■ **What to do**
Reproduce all of the data exactly, with no line skipped.

■ **Dataset records**

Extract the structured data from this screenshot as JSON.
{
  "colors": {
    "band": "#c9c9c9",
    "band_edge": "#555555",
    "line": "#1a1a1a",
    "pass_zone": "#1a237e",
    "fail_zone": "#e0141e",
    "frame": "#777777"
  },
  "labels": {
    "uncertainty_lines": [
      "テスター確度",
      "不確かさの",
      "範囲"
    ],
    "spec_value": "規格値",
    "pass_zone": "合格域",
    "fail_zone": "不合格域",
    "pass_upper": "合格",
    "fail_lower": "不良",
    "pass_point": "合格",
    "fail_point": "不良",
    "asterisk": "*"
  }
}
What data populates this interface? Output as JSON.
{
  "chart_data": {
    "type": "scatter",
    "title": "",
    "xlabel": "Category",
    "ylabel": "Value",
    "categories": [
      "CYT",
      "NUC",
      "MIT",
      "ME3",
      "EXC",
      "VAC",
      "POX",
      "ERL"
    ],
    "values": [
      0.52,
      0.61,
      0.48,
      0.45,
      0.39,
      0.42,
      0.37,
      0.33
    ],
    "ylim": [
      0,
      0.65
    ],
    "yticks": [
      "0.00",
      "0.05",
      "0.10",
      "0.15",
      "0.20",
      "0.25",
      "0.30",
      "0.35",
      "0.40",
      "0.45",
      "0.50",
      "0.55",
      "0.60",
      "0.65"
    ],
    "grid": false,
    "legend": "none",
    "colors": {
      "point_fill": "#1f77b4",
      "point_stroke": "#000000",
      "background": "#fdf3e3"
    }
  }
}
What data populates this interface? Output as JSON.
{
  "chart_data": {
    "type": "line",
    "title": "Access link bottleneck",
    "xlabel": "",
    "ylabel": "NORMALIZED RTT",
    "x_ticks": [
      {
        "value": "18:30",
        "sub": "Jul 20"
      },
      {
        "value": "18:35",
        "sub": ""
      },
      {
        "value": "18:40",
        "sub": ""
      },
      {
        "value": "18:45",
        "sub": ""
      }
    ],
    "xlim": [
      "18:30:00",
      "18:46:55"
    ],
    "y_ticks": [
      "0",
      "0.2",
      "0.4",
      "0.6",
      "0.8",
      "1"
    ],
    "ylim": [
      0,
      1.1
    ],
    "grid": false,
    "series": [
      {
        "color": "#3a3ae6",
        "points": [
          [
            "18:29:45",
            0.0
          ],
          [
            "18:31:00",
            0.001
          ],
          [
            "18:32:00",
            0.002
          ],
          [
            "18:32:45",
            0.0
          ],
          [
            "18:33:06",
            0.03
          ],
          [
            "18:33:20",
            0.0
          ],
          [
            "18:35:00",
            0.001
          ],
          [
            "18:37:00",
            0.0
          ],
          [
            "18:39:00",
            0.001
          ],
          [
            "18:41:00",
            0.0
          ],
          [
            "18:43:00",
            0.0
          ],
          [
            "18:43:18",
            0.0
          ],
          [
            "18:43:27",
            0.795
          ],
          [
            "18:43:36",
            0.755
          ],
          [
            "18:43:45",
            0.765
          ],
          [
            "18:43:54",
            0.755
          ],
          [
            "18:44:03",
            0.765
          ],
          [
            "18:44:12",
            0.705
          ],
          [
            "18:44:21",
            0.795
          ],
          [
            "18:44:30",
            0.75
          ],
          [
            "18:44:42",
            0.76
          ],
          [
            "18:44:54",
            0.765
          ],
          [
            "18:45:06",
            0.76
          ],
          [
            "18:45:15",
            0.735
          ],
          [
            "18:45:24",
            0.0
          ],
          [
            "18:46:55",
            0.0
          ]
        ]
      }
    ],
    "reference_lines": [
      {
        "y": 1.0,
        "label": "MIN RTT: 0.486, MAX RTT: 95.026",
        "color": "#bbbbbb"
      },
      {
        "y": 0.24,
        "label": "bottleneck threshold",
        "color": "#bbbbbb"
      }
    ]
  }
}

■ **Answer for this exercise**
Extract the structured data from this screenshot as JSON.
{
  "colors": {
    "band": "#c9c9c9",
    "band_edge": "#555555",
    "line": "#1a1a1a",
    "pass_zone": "#1a237e",
    "fail_zone": "#e0141e",
    "frame": "#777777"
  },
  "labels": {
    "uncertainty_lines": [
      "テスター確度",
      "不確かさの",
      "範囲"
    ],
    "spec_value": "規格値",
    "pass_zone": "合格域",
    "fail_zone": "不合格域",
    "pass_upper": "合格",
    "fail_lower": "不良",
    "pass_point": "合格",
    "fail_point": "不良",
    "asterisk": "*"
  }
}
What data populates this interface? Output as JSON.
{
  "chart_data": {
    "type": "scatter",
    "title": "",
    "xlabel": "Category",
    "ylabel": "Value",
    "categories": [
      "CYT",
      "NUC",
      "MIT",
      "ME3",
      "EXC",
      "VAC",
      "POX",
      "ERL"
    ],
    "values": [
      0.52,
      0.61,
      0.48,
      0.45,
      0.39,
      0.42,
      0.37,
      0.33
    ],
    "ylim": [
      0,
      0.65
    ],
    "yticks": [
      "0.00",
      "0.05",
      "0.10",
      "0.15",
      "0.20",
      "0.25",
      "0.30",
      "0.35",
      "0.40",
      "0.45",
      "0.50",
      "0.55",
      "0.60",
      "0.65"
    ],
    "grid": false,
    "legend": "none",
    "colors": {
      "point_fill": "#1f77b4",
      "point_stroke": "#000000",
      "background": "#fdf3e3"
    }
  }
}
What data populates this interface? Output as JSON.
{
  "chart_data": {
    "type": "line",
    "title": "Access link bottleneck",
    "xlabel": "",
    "ylabel": "NORMALIZED RTT",
    "x_ticks": [
      {
        "value": "18:30",
        "sub": "Jul 20"
      },
      {
        "value": "18:35",
        "sub": ""
      },
      {
        "value": "18:40",
        "sub": ""
      },
      {
        "value": "18:45",
        "sub": ""
      }
    ],
    "xlim": [
      "18:30:00",
      "18:46:55"
    ],
    "y_ticks": [
      "0",
      "0.2",
      "0.4",
      "0.6",
      "0.8",
      "1"
    ],
    "ylim": [
      0,
      1.1
    ],
    "grid": false,
    "series": [
      {
        "color": "#3a3ae6",
        "points": [
          [
            "18:29:45",
            0.0
          ],
          [
            "18:31:00",
            0.001
          ],
          [
            "18:32:00",
            0.002
          ],
          [
            "18:32:45",
            0.0
          ],
          [
            "18:33:06",
            0.03
          ],
          [
            "18:33:20",
            0.0
          ],
          [
            "18:35:00",
            0.001
          ],
          [
            "18:37:00",
            0.0
          ],
          [
            "18:39:00",
            0.001
          ],
          [
            "18:41:00",
            0.0
          ],
          [
            "18:43:00",
            0.0
          ],
          [
            "18:43:18",
            0.0
          ],
          [
            "18:43:27",
            0.795
          ],
          [
            "18:43:36",
            0.755
          ],
          [
            "18:43:45",
            0.765
          ],
          [
            "18:43:54",
            0.755
          ],
          [
            "18:44:03",
            0.765
          ],
          [
            "18:44:12",
            0.705
          ],
          [
            "18:44:21",
            0.795
          ],
          [
            "18:44:30",
            0.75
          ],
          [
            "18:44:42",
            0.76
          ],
          [
            "18:44:54",
            0.765
          ],
          [
            "18:45:06",
            0.76
          ],
          [
            "18:45:15",
            0.735
          ],
          [
            "18:45:24",
            0.0
          ],
          [
            "18:46:55",
            0.0
          ]
        ]
      }
    ],
    "reference_lines": [
      {
        "y": 1.0,
        "label": "MIN RTT: 0.486, MAX RTT: 95.026",
        "color": "#bbbbbb"
      },
      {
        "y": 0.24,
        "label": "bottleneck threshold",
        "color": "#bbbbbb"
      }
    ]
  }
}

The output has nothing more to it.